A run of records:
____________________
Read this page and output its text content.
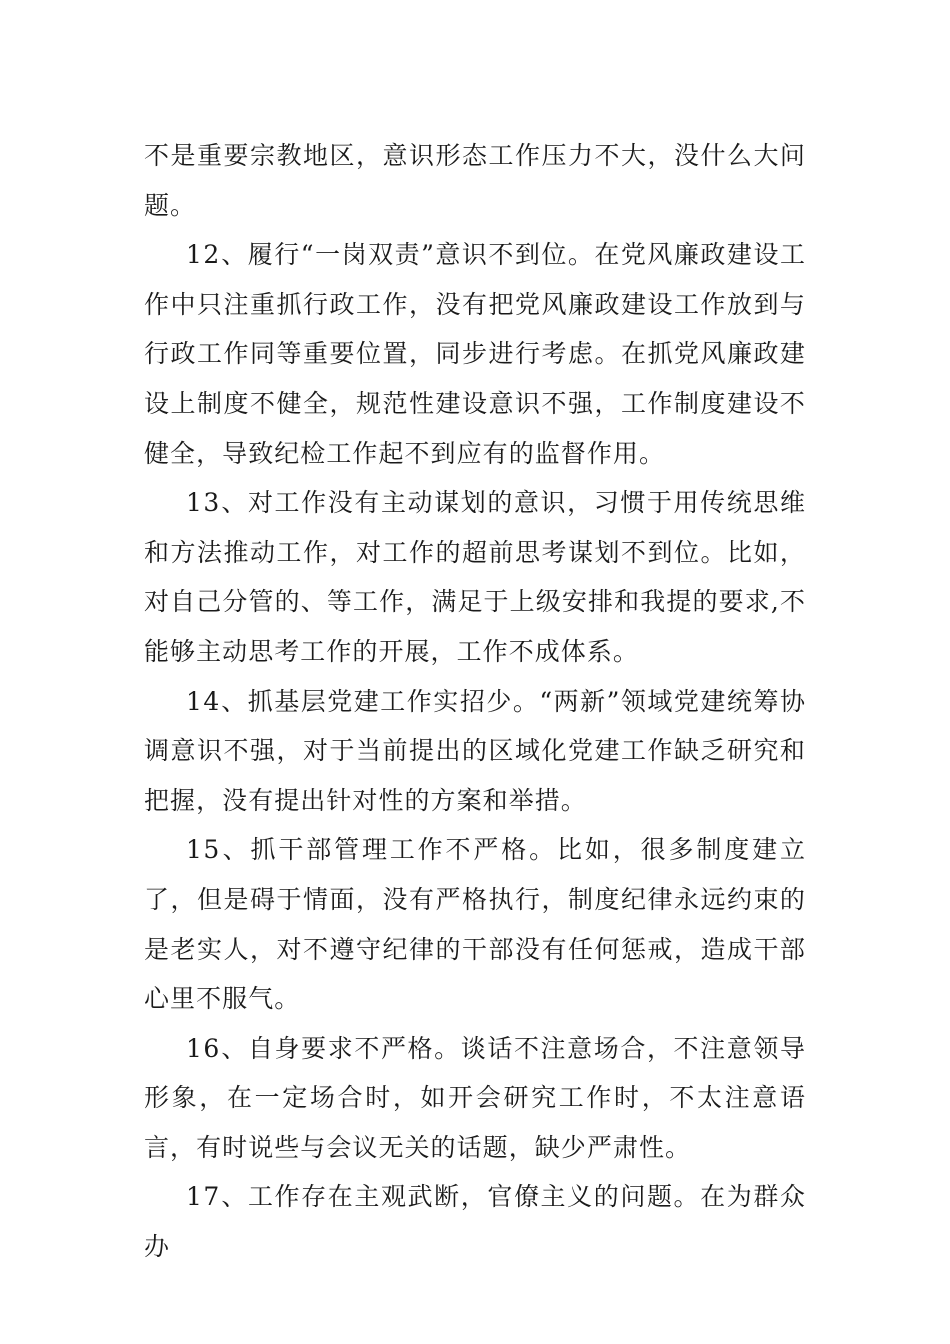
不是重要宗教地区，意识形态工作压力不大，没什么大问题。

12、履行“一岗双责”意识不到位。在党风廉政建设工作中只注重抓行政工作，没有把党风廉政建设工作放到与行政工作同等重要位置，同步进行考虑。在抓党风廉政建设上制度不健全，规范性建设意识不强，工作制度建设不健全，导致纪检工作起不到应有的监督作用。

13、对工作没有主动谋划的意识，习惯于用传统思维和方法推动工作，对工作的超前思考谋划不到位。比如，对自己分管的、等工作，满足于上级安排和我提的要求,不能够主动思考工作的开展，工作不成体系。

14、抓基层党建工作实招少。“两新”领域党建统筹协调意识不强，对于当前提出的区域化党建工作缺乏研究和把握，没有提出针对性的方案和举措。

15、抓干部管理工作不严格。比如，很多制度建立了，但是碍于情面，没有严格执行，制度纪律永远约束的是老实人，对不遵守纪律的干部没有任何惩戒，造成干部心里不服气。

16、自身要求不严格。谈话不注意场合，不注意领导形象，在一定场合时，如开会研究工作时，不太注意语言，有时说些与会议无关的话题，缺少严肃性。

17、工作存在主观武断，官僚主义的问题。在为群众办
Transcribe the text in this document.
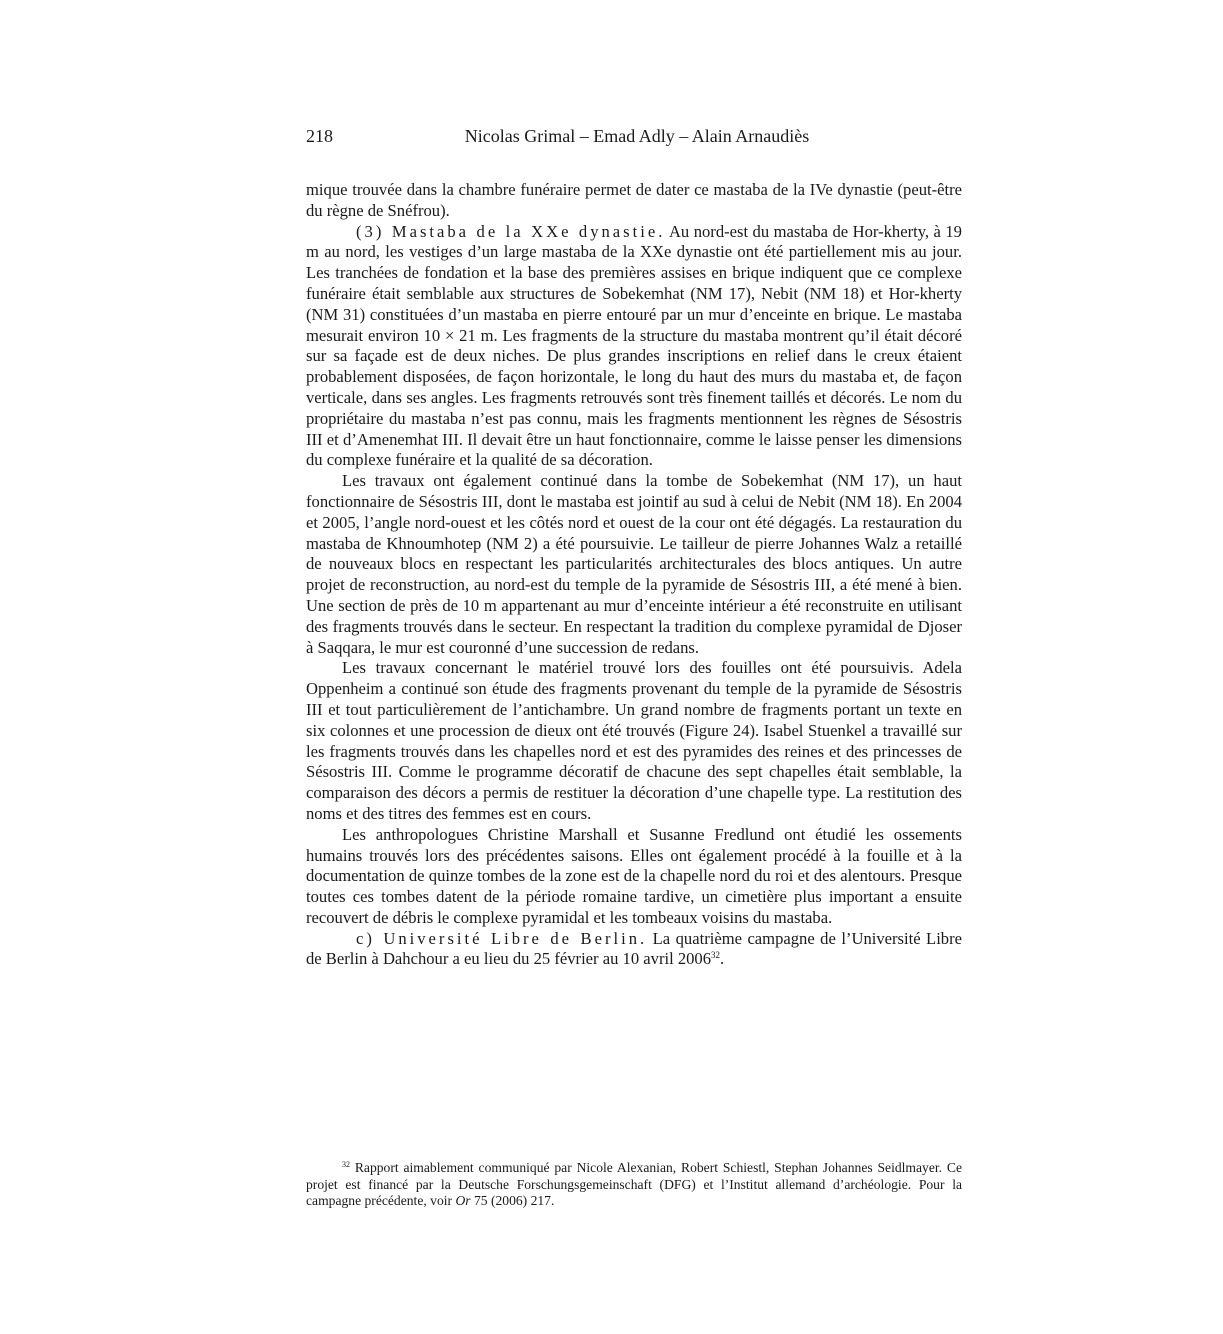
218	Nicolas Grimal – Emad Adly – Alain Arnaudiès

mique trouvée dans la chambre funéraire permet de dater ce mastaba de la IVe dynastie (peut-être du règne de Snéfrou).

(3) Mastaba de la XXe dynastie. Au nord-est du mastaba de Hor-kherty, à 19 m au nord, les vestiges d’un large mastaba de la XXe dynastie ont été partiellement mis au jour. Les tranchées de fondation et la base des premières assises en brique indiquent que ce complexe funéraire était semblable aux structures de Sobekemhat (NM 17), Nebit (NM 18) et Hor-kherty (NM 31) constituées d’un mastaba en pierre entouré par un mur d’enceinte en brique. Le mastaba mesurait environ 10 × 21 m. Les fragments de la structure du mastaba montrent qu’il était décoré sur sa façade est de deux niches. De plus grandes inscriptions en relief dans le creux étaient probablement disposées, de façon horizontale, le long du haut des murs du mastaba et, de façon verticale, dans ses angles. Les fragments retrouvés sont très finement taillés et décorés. Le nom du propriétaire du mastaba n’est pas connu, mais les fragments mentionnent les règnes de Sésostris III et d’Amenemhat III. Il devait être un haut fonctionnaire, comme le laisse penser les dimensions du complexe funéraire et la qualité de sa décoration.

Les travaux ont également continué dans la tombe de Sobekemhat (NM 17), un haut fonctionnaire de Sésostris III, dont le mastaba est jointif au sud à celui de Nebit (NM 18). En 2004 et 2005, l’angle nord-ouest et les côtés nord et ouest de la cour ont été dégagés. La restauration du mastaba de Khnoumhotep (NM 2) a été poursuivie. Le tailleur de pierre Johannes Walz a retaillé de nouveaux blocs en respectant les particularités architecturales des blocs antiques. Un autre projet de reconstruction, au nord-est du temple de la pyramide de Sésostris III, a été mené à bien. Une section de près de 10 m appartenant au mur d’enceinte intérieur a été reconstruite en utilisant des fragments trouvés dans le secteur. En respectant la tradition du complexe pyramidal de Djoser à Saqqara, le mur est couronné d’une succession de redans.

Les travaux concernant le matériel trouvé lors des fouilles ont été poursuivis. Adela Oppenheim a continué son étude des fragments provenant du temple de la pyramide de Sésostris III et tout particulièrement de l’antichambre. Un grand nombre de fragments portant un texte en six colonnes et une procession de dieux ont été trouvés (Figure 24). Isabel Stuenkel a travaillé sur les fragments trouvés dans les chapelles nord et est des pyramides des reines et des princesses de Sésostris III. Comme le programme décoratif de chacune des sept chapelles était semblable, la comparaison des décors a permis de restituer la décoration d’une chapelle type. La restitution des noms et des titres des femmes est en cours.

Les anthropologues Christine Marshall et Susanne Fredlund ont étudié les ossements humains trouvés lors des précédentes saisons. Elles ont également procédé à la fouille et à la documentation de quinze tombes de la zone est de la chapelle nord du roi et des alentours. Presque toutes ces tombes datent de la période romaine tardive, un cimetière plus important a ensuite recouvert de débris le complexe pyramidal et les tombeaux voisins du mastaba.

c) Université Libre de Berlin. La quatrième campagne de l’Université Libre de Berlin à Dahchour a eu lieu du 25 février au 10 avril 2006$^{32}$.

$^{32}$ Rapport aimablement communiqué par Nicole Alexanian, Robert Schiestl, Stephan Johannes Seidlmayer. Ce projet est financé par la Deutsche Forschungsgemeinschaft (DFG) et l’Institut allemand d’archéologie. Pour la campagne précédente, voir Or 75 (2006) 217.
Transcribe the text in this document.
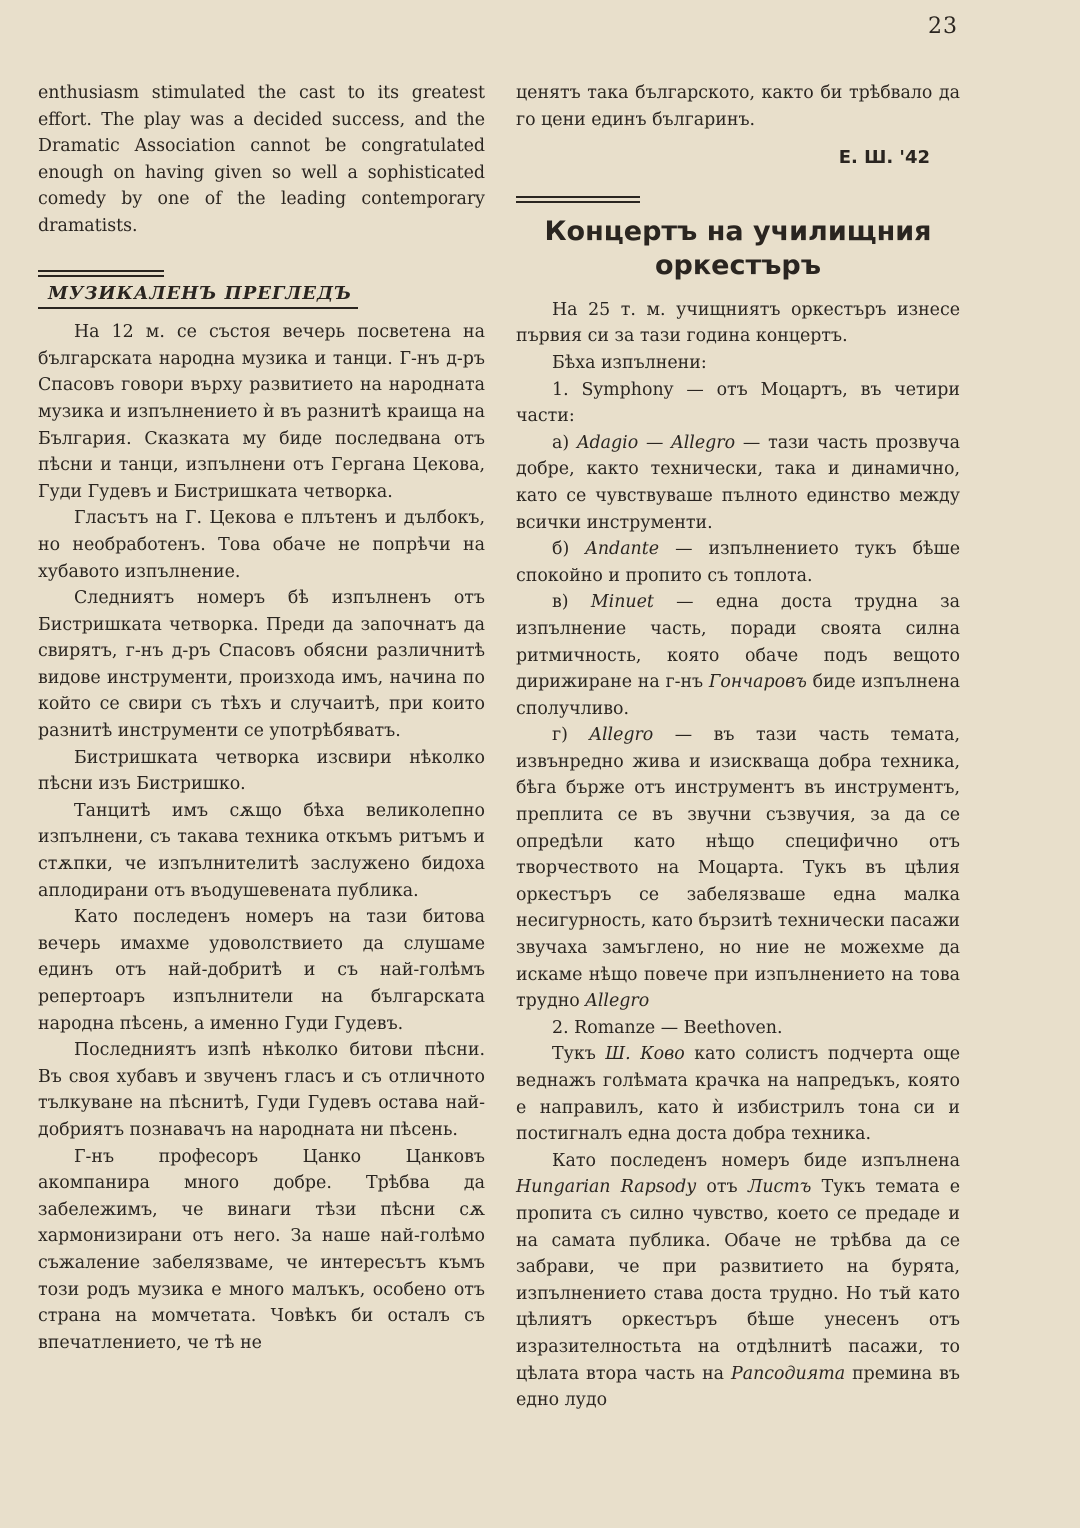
23

enthusiasm stimulated the cast to its greatest effort. The play was a decided success, and the Dramatic Association cannot be congratulated enough on having given so well a sophisticated comedy by one of the leading contemporary dramatists.

МУЗИКАЛЕНЪ ПРЕГЛЕДЪ

На 12 м. се състоя вечерь посветена на българската народна музика и танци. Г-нъ д-ръ Спасовъ говори върху развитието на народната музика и изпълнението ѝ въ разнитѣ краища на България. Сказката му биде последвана отъ пѣсни и танци, изпълнени отъ Гергана Цекова, Гуди Гудевъ и Бистришката четворка.

Гласътъ на Г. Цекова е плътенъ и дълбокъ, но необработенъ. Това обаче не попрѣчи на хубавото изпълнение.

Следниятъ номеръ бѣ изпълненъ отъ Бистришката четворка. Преди да започнатъ да свирятъ, г-нъ д-ръ Спасовъ обясни различнитѣ видове инструменти, произхода имъ, начина по който се свири съ тѣхъ и случаитѣ, при които разнитѣ инструменти се употрѣбяватъ.

Бистришката четворка изсвири нѣколко пѣсни изъ Бистришко.

Танцитѣ имъ сѫщо бѣха великолепно изпълнени, съ такава техника откъмъ ритъмъ и стѫпки, че изпълнителитѣ заслужено бидоха аплодирани отъ въодушевената публика.

Като последенъ номеръ на тази битова вечерь имахме удоволствието да слушаме единъ отъ най-добритѣ и съ най-голѣмъ репертоаръ изпълнители на българската народна пѣсень, а именно Гуди Гудевъ.

Последниятъ изпѣ нѣколко битови пѣсни. Въ своя хубавъ и звученъ гласъ и съ отличното тълкуване на пѣснитѣ, Гуди Гудевъ остава най-добриятъ познавачъ на народната ни пѣсень.

Г-нъ професоръ Цанко Цанковъ акомпанира много добре. Трѣбва да забележимъ, че винаги тѣзи пѣсни сѫ хармонизирани отъ него. За наше най-голѣмо съжаление забелязваме, че интересътъ къмъ този родъ музика е много малъкъ, особено отъ страна на момчетата. Човѣкъ би осталъ съ впечатлението, че тѣ не

ценятъ така българското, както би трѣбвало да го цени единъ българинъ.

Е. Ш. '42
Концертъ на училищния оркестъръ

На 25 т. м. учищниятъ оркестъръ изнесе първия си за тази година концертъ.

Бѣха изпълнени:

1. Symphony — отъ Моцартъ, въ четири части:

а) Adagio — Allegro — тази часть прозвуча добре, както технически, така и динамично, като се чувствуваше пълното единство между всички инструменти.

б) Andante — изпълнението тукъ бѣше спокойно и пропито съ топлота.

в) Minuet — една доста трудна за изпълнение часть, поради своята силна ритмичность, която обаче подъ вещото дирижиране на г-нъ Гончаровъ биде изпълнена сполучливо.

г) Allegro — въ тази часть темата, извънредно жива и изискваща добра техника, бѣга бърже отъ инструментъ въ инструментъ, преплита се въ звучни съзвучия, за да се опредѣли като нѣщо специфично отъ творчеството на Моцарта. Тукъ въ цѣлия оркестъръ се забелязваше една малка несигурность, като бързитѣ технически пасажи звучаха замъглено, но ние не можехме да искаме нѣщо повече при изпълнението на това трудно Allegro

2. Romanze — Beethoven.

Тукъ Ш. Ково като солистъ подчерта още веднажъ голѣмата крачка на напредъкъ, която е направилъ, като ѝ избистрилъ тона си и постигналъ една доста добра техника.

Като последенъ номеръ биде изпълнена Hungarian Rapsody отъ Листъ Тукъ темата е пропита съ силно чувство, което се предаде и на самата публика. Обаче не трѣбва да се забрави, че при развитието на бурята, изпълнението става доста трудно. Но тъй като цѣлиятъ оркестъръ бѣше унесенъ отъ изразителностьта на отдѣлнитѣ пасажи, то цѣлата втора часть на Рапсодията премина въ едно лудо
____________________
**TO BE DONE:** Provide the number of lines containing the string "последенъ", with no other output.

**SOLUTION TO THIS EXERCISE:** 2